• REQUIRED TASK
Among the following entries, count the lines that contain "Microsoft" and report only the result.

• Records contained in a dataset
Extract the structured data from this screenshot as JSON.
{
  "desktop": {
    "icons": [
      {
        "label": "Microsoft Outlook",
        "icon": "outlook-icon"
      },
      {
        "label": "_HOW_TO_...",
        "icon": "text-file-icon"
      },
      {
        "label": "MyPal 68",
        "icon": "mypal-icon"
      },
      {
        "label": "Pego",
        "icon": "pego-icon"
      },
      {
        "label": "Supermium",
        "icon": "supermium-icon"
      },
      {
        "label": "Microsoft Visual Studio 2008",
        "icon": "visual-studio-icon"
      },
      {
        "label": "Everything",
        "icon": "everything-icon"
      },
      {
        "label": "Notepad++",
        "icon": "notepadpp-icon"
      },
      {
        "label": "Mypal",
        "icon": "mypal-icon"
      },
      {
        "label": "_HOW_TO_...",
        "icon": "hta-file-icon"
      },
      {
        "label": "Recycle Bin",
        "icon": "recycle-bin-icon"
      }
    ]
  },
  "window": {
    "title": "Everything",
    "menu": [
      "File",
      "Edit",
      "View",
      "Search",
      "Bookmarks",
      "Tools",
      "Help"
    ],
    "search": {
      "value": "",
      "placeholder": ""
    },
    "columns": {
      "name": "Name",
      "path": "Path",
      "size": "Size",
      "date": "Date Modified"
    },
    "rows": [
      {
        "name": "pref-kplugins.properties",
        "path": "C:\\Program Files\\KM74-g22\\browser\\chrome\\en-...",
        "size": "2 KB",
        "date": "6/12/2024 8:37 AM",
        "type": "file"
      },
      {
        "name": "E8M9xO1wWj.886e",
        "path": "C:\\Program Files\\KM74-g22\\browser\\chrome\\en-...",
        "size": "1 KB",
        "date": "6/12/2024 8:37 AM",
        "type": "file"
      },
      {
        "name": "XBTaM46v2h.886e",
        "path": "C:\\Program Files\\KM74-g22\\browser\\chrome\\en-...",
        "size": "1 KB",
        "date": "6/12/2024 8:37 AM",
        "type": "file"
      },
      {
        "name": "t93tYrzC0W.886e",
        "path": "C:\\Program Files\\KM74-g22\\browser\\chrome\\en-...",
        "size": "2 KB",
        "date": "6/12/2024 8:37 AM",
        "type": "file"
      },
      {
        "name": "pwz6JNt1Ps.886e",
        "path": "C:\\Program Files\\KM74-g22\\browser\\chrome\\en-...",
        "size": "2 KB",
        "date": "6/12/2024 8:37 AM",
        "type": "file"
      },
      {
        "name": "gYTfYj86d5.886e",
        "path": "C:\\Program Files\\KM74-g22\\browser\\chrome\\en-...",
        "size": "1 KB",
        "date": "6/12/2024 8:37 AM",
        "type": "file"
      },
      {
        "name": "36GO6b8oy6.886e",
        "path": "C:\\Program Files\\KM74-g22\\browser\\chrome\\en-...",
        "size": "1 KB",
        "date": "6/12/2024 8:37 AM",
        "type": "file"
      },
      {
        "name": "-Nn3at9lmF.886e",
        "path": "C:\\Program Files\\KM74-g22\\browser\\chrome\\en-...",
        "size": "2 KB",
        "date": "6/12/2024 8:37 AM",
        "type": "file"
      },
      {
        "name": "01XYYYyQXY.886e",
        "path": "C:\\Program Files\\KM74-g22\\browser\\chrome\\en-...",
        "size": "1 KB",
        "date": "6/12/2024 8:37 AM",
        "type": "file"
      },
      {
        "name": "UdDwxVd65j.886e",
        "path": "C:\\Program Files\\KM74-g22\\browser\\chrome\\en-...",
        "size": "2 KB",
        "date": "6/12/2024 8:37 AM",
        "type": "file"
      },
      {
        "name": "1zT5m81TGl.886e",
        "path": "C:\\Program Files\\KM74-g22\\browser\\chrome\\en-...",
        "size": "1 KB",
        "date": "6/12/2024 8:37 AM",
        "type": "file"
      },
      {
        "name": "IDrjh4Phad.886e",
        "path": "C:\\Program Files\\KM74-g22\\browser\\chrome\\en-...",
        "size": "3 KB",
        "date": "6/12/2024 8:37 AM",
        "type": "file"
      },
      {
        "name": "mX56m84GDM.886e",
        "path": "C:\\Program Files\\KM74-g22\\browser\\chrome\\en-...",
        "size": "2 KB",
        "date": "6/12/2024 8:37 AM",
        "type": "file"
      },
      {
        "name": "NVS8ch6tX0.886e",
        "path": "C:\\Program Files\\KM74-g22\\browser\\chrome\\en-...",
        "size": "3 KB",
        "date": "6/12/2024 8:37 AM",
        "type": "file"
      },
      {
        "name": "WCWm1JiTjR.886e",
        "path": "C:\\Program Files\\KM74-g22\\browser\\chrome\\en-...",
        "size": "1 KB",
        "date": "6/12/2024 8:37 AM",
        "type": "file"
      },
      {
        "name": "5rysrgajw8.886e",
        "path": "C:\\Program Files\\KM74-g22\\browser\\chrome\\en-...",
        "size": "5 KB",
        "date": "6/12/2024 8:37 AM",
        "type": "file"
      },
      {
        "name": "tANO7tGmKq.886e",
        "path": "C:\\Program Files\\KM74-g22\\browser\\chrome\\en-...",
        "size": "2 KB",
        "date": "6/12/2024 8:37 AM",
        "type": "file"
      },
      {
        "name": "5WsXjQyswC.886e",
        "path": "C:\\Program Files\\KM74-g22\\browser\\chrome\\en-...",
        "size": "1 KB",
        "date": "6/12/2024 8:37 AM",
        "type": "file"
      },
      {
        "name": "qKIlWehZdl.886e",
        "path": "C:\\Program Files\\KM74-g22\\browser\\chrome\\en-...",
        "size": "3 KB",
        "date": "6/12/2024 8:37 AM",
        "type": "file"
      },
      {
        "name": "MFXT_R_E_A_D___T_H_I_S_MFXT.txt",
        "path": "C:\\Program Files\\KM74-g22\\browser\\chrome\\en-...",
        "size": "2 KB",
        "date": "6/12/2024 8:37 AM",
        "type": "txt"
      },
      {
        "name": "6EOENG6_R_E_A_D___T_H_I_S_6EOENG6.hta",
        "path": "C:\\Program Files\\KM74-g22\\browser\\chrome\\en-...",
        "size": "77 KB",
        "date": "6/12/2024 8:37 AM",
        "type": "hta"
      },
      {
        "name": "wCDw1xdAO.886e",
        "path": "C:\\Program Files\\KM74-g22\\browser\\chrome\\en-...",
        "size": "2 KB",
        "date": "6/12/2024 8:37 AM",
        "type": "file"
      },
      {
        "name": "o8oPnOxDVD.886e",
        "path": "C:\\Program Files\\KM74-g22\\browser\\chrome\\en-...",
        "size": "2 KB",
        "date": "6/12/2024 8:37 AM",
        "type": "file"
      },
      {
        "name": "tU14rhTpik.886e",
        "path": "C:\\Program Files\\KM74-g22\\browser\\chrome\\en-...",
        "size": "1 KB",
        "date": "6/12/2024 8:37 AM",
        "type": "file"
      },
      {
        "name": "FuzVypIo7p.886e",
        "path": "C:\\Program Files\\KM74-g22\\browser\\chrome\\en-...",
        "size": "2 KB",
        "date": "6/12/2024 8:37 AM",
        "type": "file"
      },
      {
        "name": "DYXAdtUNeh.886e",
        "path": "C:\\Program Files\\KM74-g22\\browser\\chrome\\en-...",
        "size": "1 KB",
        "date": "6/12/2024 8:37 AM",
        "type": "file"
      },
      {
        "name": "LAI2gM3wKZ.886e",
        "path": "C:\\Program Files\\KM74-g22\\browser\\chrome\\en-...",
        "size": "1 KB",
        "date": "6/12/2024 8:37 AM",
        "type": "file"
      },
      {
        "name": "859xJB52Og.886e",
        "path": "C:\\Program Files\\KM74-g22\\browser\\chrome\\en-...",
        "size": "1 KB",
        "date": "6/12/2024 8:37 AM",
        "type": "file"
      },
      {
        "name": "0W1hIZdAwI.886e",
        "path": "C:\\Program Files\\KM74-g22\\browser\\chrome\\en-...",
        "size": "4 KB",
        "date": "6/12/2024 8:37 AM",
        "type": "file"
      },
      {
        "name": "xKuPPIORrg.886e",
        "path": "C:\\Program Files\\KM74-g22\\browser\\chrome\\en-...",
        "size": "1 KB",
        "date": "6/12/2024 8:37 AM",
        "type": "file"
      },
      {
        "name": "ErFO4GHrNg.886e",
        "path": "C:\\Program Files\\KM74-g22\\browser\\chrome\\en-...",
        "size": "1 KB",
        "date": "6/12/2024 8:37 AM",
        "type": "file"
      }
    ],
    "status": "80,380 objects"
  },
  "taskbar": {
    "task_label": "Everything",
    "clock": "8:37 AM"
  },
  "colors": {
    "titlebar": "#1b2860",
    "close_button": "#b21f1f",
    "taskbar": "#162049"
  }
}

• SOLUTION FOR THIS PROBLEM
2